··· Provided material ···
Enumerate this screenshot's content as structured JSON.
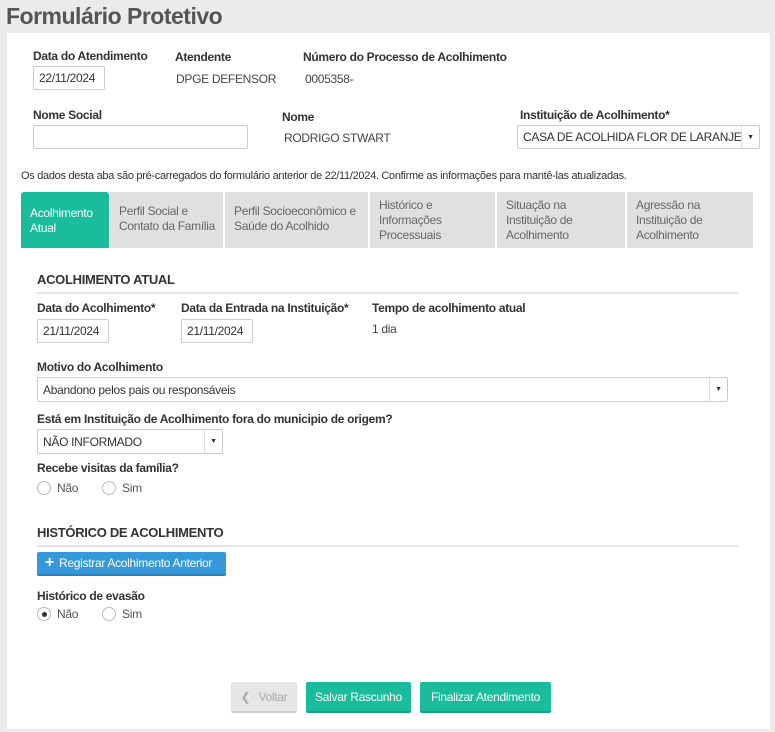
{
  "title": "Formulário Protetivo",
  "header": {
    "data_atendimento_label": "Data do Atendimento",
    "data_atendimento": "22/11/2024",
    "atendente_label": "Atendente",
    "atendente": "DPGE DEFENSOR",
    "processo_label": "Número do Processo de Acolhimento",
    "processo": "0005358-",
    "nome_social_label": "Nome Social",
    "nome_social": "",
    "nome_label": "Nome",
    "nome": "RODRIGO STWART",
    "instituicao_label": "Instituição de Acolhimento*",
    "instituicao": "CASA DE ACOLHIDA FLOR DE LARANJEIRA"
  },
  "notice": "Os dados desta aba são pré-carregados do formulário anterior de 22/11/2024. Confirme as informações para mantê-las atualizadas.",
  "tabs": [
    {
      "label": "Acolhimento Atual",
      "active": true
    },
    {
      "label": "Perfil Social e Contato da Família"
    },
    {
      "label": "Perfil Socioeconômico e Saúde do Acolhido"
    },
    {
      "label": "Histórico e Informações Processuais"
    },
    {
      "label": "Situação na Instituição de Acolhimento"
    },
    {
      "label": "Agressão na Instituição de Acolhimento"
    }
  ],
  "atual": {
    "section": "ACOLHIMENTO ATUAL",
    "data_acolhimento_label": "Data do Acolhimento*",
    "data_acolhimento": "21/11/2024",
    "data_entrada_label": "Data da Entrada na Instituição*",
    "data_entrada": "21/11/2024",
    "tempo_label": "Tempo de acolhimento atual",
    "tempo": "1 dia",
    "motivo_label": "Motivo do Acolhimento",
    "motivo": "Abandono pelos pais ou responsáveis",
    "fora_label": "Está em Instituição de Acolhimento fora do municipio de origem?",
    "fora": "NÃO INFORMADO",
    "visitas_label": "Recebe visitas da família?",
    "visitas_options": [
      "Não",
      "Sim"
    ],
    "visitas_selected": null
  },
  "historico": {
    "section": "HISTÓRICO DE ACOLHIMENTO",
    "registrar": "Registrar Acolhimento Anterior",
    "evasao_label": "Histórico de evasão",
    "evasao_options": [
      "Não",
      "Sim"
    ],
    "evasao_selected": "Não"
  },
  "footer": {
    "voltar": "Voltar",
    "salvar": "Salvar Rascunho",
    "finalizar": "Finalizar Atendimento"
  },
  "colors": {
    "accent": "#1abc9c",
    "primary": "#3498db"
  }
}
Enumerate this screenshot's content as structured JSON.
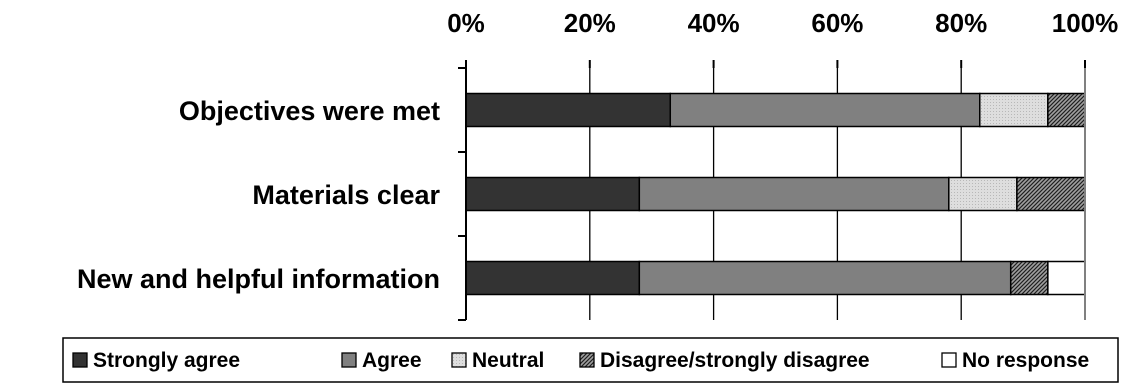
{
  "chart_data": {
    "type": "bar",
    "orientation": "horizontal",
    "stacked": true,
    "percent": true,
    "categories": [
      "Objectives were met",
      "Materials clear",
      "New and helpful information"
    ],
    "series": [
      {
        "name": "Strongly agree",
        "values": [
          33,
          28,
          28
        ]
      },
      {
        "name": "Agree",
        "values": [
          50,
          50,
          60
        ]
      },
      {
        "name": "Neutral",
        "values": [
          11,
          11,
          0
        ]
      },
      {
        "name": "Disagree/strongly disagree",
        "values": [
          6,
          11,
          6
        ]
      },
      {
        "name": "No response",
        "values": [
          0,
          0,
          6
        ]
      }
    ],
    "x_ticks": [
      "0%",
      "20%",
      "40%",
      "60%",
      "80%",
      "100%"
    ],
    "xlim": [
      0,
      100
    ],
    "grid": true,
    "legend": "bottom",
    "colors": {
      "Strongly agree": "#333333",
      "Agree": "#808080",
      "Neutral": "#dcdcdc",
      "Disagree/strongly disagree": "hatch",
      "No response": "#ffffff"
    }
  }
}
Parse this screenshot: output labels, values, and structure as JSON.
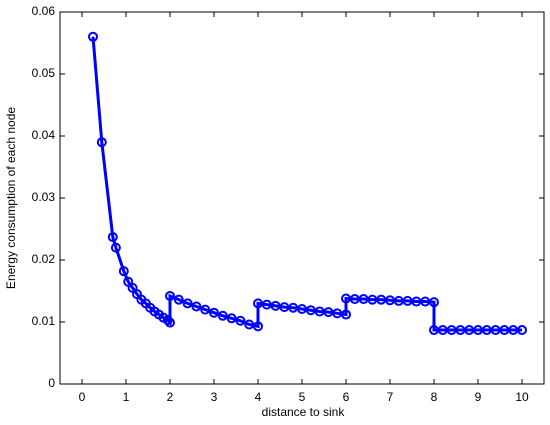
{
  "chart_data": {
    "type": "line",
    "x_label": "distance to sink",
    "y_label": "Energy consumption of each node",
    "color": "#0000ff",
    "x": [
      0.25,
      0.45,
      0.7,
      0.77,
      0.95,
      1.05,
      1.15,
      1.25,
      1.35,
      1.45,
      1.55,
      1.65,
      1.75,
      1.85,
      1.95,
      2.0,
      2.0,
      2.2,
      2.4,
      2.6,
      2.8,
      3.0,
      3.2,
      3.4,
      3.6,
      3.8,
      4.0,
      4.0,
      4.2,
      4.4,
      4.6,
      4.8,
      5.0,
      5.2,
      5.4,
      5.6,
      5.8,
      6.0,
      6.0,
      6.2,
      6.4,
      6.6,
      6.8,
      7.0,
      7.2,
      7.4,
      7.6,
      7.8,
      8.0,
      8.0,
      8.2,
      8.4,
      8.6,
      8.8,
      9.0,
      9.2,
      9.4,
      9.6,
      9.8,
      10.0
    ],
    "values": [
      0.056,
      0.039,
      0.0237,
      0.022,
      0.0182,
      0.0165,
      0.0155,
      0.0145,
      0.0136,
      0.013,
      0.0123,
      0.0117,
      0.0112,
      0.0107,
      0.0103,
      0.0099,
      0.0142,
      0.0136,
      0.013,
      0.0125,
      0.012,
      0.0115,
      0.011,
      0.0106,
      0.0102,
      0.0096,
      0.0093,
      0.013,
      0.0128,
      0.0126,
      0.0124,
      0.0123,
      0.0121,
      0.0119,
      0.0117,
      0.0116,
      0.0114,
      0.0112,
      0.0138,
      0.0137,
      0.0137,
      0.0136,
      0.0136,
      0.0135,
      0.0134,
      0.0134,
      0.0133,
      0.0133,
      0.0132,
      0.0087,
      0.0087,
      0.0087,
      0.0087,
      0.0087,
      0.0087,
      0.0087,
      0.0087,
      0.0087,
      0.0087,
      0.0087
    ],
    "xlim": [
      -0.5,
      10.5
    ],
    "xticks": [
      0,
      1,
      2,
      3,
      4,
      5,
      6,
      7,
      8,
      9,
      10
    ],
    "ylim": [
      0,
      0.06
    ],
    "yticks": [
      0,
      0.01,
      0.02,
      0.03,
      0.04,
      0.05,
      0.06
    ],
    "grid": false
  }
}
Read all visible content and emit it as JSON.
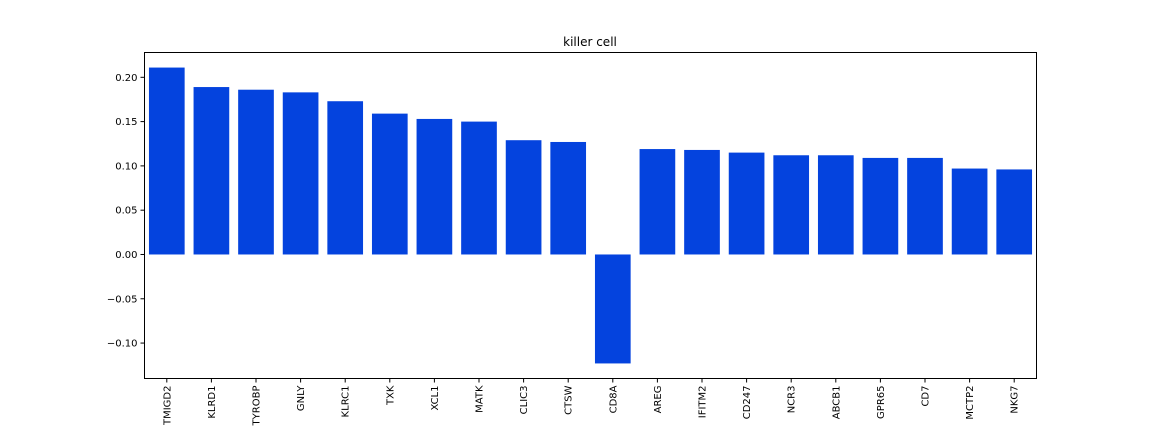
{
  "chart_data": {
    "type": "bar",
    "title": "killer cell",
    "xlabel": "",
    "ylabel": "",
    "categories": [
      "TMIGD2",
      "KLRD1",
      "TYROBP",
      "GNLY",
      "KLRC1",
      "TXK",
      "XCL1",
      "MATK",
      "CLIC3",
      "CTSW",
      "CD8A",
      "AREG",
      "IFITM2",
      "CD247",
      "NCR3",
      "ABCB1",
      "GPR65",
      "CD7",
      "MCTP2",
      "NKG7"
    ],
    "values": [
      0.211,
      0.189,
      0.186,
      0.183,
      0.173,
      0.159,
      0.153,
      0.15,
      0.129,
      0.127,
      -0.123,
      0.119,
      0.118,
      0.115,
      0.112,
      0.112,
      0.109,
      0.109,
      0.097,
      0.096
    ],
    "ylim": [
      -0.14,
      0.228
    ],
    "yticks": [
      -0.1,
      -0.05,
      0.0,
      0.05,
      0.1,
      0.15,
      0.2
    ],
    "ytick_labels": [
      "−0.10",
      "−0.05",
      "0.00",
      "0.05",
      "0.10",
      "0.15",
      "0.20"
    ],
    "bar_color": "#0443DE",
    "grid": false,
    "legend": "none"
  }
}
···
> _Written task_
Keep the pictures out of your copy, and repeat every entry above exactly.

> _Result_
Enumerate this screenshot's content as structured JSON.
{
  "title": "Formulário Protetivo",
  "header": {
    "data_atendimento_label": "Data do Atendimento",
    "data_atendimento": "22/11/2024",
    "atendente_label": "Atendente",
    "atendente": "DPGE DEFENSOR",
    "processo_label": "Número do Processo de Acolhimento",
    "processo": "0005358-",
    "nome_social_label": "Nome Social",
    "nome_social": "",
    "nome_label": "Nome",
    "nome": "RODRIGO STWART",
    "instituicao_label": "Instituição de Acolhimento*",
    "instituicao": "CASA DE ACOLHIDA FLOR DE LARANJEIRA"
  },
  "notice": "Os dados desta aba são pré-carregados do formulário anterior de 22/11/2024. Confirme as informações para mantê-las atualizadas.",
  "tabs": [
    {
      "label": "Acolhimento Atual",
      "active": true
    },
    {
      "label": "Perfil Social e Contato da Família"
    },
    {
      "label": "Perfil Socioeconômico e Saúde do Acolhido"
    },
    {
      "label": "Histórico e Informações Processuais"
    },
    {
      "label": "Situação na Instituição de Acolhimento"
    },
    {
      "label": "Agressão na Instituição de Acolhimento"
    }
  ],
  "atual": {
    "section": "ACOLHIMENTO ATUAL",
    "data_acolhimento_label": "Data do Acolhimento*",
    "data_acolhimento": "21/11/2024",
    "data_entrada_label": "Data da Entrada na Instituição*",
    "data_entrada": "21/11/2024",
    "tempo_label": "Tempo de acolhimento atual",
    "tempo": "1 dia",
    "motivo_label": "Motivo do Acolhimento",
    "motivo": "Abandono pelos pais ou responsáveis",
    "fora_label": "Está em Instituição de Acolhimento fora do municipio de origem?",
    "fora": "NÃO INFORMADO",
    "visitas_label": "Recebe visitas da família?",
    "visitas_options": [
      "Não",
      "Sim"
    ],
    "visitas_selected": null
  },
  "historico": {
    "section": "HISTÓRICO DE ACOLHIMENTO",
    "registrar": "Registrar Acolhimento Anterior",
    "evasao_label": "Histórico de evasão",
    "evasao_options": [
      "Não",
      "Sim"
    ],
    "evasao_selected": "Não"
  },
  "footer": {
    "voltar": "Voltar",
    "salvar": "Salvar Rascunho",
    "finalizar": "Finalizar Atendimento"
  },
  "colors": {
    "accent": "#1abc9c",
    "primary": "#3498db"
  }
}
Enumerate this screenshot's content as structured JSON.
{
  "chart_data": {
    "type": "bar",
    "orientation": "horizontal",
    "stacked": true,
    "percent": true,
    "categories": [
      "Objectives were met",
      "Materials clear",
      "New and helpful information"
    ],
    "series": [
      {
        "name": "Strongly agree",
        "values": [
          33,
          28,
          28
        ]
      },
      {
        "name": "Agree",
        "values": [
          50,
          50,
          60
        ]
      },
      {
        "name": "Neutral",
        "values": [
          11,
          11,
          0
        ]
      },
      {
        "name": "Disagree/strongly disagree",
        "values": [
          6,
          11,
          6
        ]
      },
      {
        "name": "No response",
        "values": [
          0,
          0,
          6
        ]
      }
    ],
    "x_ticks": [
      "0%",
      "20%",
      "40%",
      "60%",
      "80%",
      "100%"
    ],
    "xlim": [
      0,
      100
    ],
    "grid": true,
    "legend": "bottom",
    "colors": {
      "Strongly agree": "#333333",
      "Agree": "#808080",
      "Neutral": "#dcdcdc",
      "Disagree/strongly disagree": "hatch",
      "No response": "#ffffff"
    }
  }
}
Parse this screenshot: output labels, values, and structure as JSON.
{
  "chart_data": {
    "type": "line",
    "x_label": "distance to sink",
    "y_label": "Energy consumption of each node",
    "color": "#0000ff",
    "x": [
      0.25,
      0.45,
      0.7,
      0.77,
      0.95,
      1.05,
      1.15,
      1.25,
      1.35,
      1.45,
      1.55,
      1.65,
      1.75,
      1.85,
      1.95,
      2.0,
      2.0,
      2.2,
      2.4,
      2.6,
      2.8,
      3.0,
      3.2,
      3.4,
      3.6,
      3.8,
      4.0,
      4.0,
      4.2,
      4.4,
      4.6,
      4.8,
      5.0,
      5.2,
      5.4,
      5.6,
      5.8,
      6.0,
      6.0,
      6.2,
      6.4,
      6.6,
      6.8,
      7.0,
      7.2,
      7.4,
      7.6,
      7.8,
      8.0,
      8.0,
      8.2,
      8.4,
      8.6,
      8.8,
      9.0,
      9.2,
      9.4,
      9.6,
      9.8,
      10.0
    ],
    "values": [
      0.056,
      0.039,
      0.0237,
      0.022,
      0.0182,
      0.0165,
      0.0155,
      0.0145,
      0.0136,
      0.013,
      0.0123,
      0.0117,
      0.0112,
      0.0107,
      0.0103,
      0.0099,
      0.0142,
      0.0136,
      0.013,
      0.0125,
      0.012,
      0.0115,
      0.011,
      0.0106,
      0.0102,
      0.0096,
      0.0093,
      0.013,
      0.0128,
      0.0126,
      0.0124,
      0.0123,
      0.0121,
      0.0119,
      0.0117,
      0.0116,
      0.0114,
      0.0112,
      0.0138,
      0.0137,
      0.0137,
      0.0136,
      0.0136,
      0.0135,
      0.0134,
      0.0134,
      0.0133,
      0.0133,
      0.0132,
      0.0087,
      0.0087,
      0.0087,
      0.0087,
      0.0087,
      0.0087,
      0.0087,
      0.0087,
      0.0087,
      0.0087,
      0.0087
    ],
    "xlim": [
      -0.5,
      10.5
    ],
    "xticks": [
      0,
      1,
      2,
      3,
      4,
      5,
      6,
      7,
      8,
      9,
      10
    ],
    "ylim": [
      0,
      0.06
    ],
    "yticks": [
      0,
      0.01,
      0.02,
      0.03,
      0.04,
      0.05,
      0.06
    ],
    "grid": false
  }
}
Read all visible content and emit it as JSON.
{
  "chart_data": {
    "type": "bar",
    "title": "killer cell",
    "xlabel": "",
    "ylabel": "",
    "categories": [
      "TMIGD2",
      "KLRD1",
      "TYROBP",
      "GNLY",
      "KLRC1",
      "TXK",
      "XCL1",
      "MATK",
      "CLIC3",
      "CTSW",
      "CD8A",
      "AREG",
      "IFITM2",
      "CD247",
      "NCR3",
      "ABCB1",
      "GPR65",
      "CD7",
      "MCTP2",
      "NKG7"
    ],
    "values": [
      0.211,
      0.189,
      0.186,
      0.183,
      0.173,
      0.159,
      0.153,
      0.15,
      0.129,
      0.127,
      -0.123,
      0.119,
      0.118,
      0.115,
      0.112,
      0.112,
      0.109,
      0.109,
      0.097,
      0.096
    ],
    "ylim": [
      -0.14,
      0.228
    ],
    "yticks": [
      -0.1,
      -0.05,
      0.0,
      0.05,
      0.1,
      0.15,
      0.2
    ],
    "ytick_labels": [
      "−0.10",
      "−0.05",
      "0.00",
      "0.05",
      "0.10",
      "0.15",
      "0.20"
    ],
    "bar_color": "#0443DE",
    "grid": false,
    "legend": "none"
  }
}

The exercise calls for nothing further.